A block of data
>> begin

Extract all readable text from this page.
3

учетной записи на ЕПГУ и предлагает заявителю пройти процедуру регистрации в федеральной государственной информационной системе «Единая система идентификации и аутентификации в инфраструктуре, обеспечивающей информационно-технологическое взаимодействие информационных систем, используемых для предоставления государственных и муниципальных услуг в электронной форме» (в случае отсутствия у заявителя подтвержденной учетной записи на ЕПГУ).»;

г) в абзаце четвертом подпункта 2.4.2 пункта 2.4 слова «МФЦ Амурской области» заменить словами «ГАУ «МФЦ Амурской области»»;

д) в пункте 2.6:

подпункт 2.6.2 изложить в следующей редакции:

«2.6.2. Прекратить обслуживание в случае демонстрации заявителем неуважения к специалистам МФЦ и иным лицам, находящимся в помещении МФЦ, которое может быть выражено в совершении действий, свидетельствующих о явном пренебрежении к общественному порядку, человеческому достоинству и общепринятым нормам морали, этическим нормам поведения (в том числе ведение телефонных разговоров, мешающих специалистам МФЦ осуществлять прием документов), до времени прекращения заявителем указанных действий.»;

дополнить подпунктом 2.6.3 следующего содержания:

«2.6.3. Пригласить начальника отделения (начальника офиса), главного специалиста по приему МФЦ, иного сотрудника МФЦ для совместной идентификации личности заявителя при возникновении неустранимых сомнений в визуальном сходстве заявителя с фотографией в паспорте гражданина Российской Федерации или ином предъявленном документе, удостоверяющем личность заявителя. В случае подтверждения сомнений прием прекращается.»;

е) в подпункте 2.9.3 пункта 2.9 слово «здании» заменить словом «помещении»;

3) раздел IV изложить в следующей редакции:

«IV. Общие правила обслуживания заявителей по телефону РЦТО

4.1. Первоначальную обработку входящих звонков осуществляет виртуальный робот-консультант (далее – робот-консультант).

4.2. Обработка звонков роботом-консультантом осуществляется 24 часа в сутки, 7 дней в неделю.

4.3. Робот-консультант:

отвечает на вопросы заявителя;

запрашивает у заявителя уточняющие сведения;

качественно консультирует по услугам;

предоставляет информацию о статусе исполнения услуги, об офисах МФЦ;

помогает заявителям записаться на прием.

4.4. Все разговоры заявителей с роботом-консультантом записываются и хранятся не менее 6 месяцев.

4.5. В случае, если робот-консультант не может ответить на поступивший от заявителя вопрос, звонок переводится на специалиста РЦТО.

>> end

Given request:
Print all of the entries exactly as they appear.

Exercise answer:
Extract all readable text from this page.
3

учетной записи на ЕПГУ и предлагает заявителю пройти процедуру регистрации в федеральной государственной информационной системе «Единая система идентификации и аутентификации в инфраструктуре, обеспечивающей информационно-технологическое взаимодействие информационных систем, используемых для предоставления государственных и муниципальных услуг в электронной форме» (в случае отсутствия у заявителя подтвержденной учетной записи на ЕПГУ).»;

г) в абзаце четвертом подпункта 2.4.2 пункта 2.4 слова «МФЦ Амурской области» заменить словами «ГАУ «МФЦ Амурской области»»;

д) в пункте 2.6:

подпункт 2.6.2 изложить в следующей редакции:

«2.6.2. Прекратить обслуживание в случае демонстрации заявителем неуважения к специалистам МФЦ и иным лицам, находящимся в помещении МФЦ, которое может быть выражено в совершении действий, свидетельствующих о явном пренебрежении к общественному порядку, человеческому достоинству и общепринятым нормам морали, этическим нормам поведения (в том числе ведение телефонных разговоров, мешающих специалистам МФЦ осуществлять прием документов), до времени прекращения заявителем указанных действий.»;

дополнить подпунктом 2.6.3 следующего содержания:

«2.6.3. Пригласить начальника отделения (начальника офиса), главного специалиста по приему МФЦ, иного сотрудника МФЦ для совместной идентификации личности заявителя при возникновении неустранимых сомнений в визуальном сходстве заявителя с фотографией в паспорте гражданина Российской Федерации или ином предъявленном документе, удостоверяющем личность заявителя. В случае подтверждения сомнений прием прекращается.»;

е) в подпункте 2.9.3 пункта 2.9 слово «здании» заменить словом «помещении»;

3) раздел IV изложить в следующей редакции:

«IV. Общие правила обслуживания заявителей по телефону РЦТО

4.1. Первоначальную обработку входящих звонков осуществляет виртуальный робот-консультант (далее – робот-консультант).

4.2. Обработка звонков роботом-консультантом осуществляется 24 часа в сутки, 7 дней в неделю.

4.3. Робот-консультант:

отвечает на вопросы заявителя;

запрашивает у заявителя уточняющие сведения;

качественно консультирует по услугам;

предоставляет информацию о статусе исполнения услуги, об офисах МФЦ;

помогает заявителям записаться на прием.

4.4. Все разговоры заявителей с роботом-консультантом записываются и хранятся не менее 6 месяцев.

4.5. В случае, если робот-консультант не может ответить на поступивший от заявителя вопрос, звонок переводится на специалиста РЦТО.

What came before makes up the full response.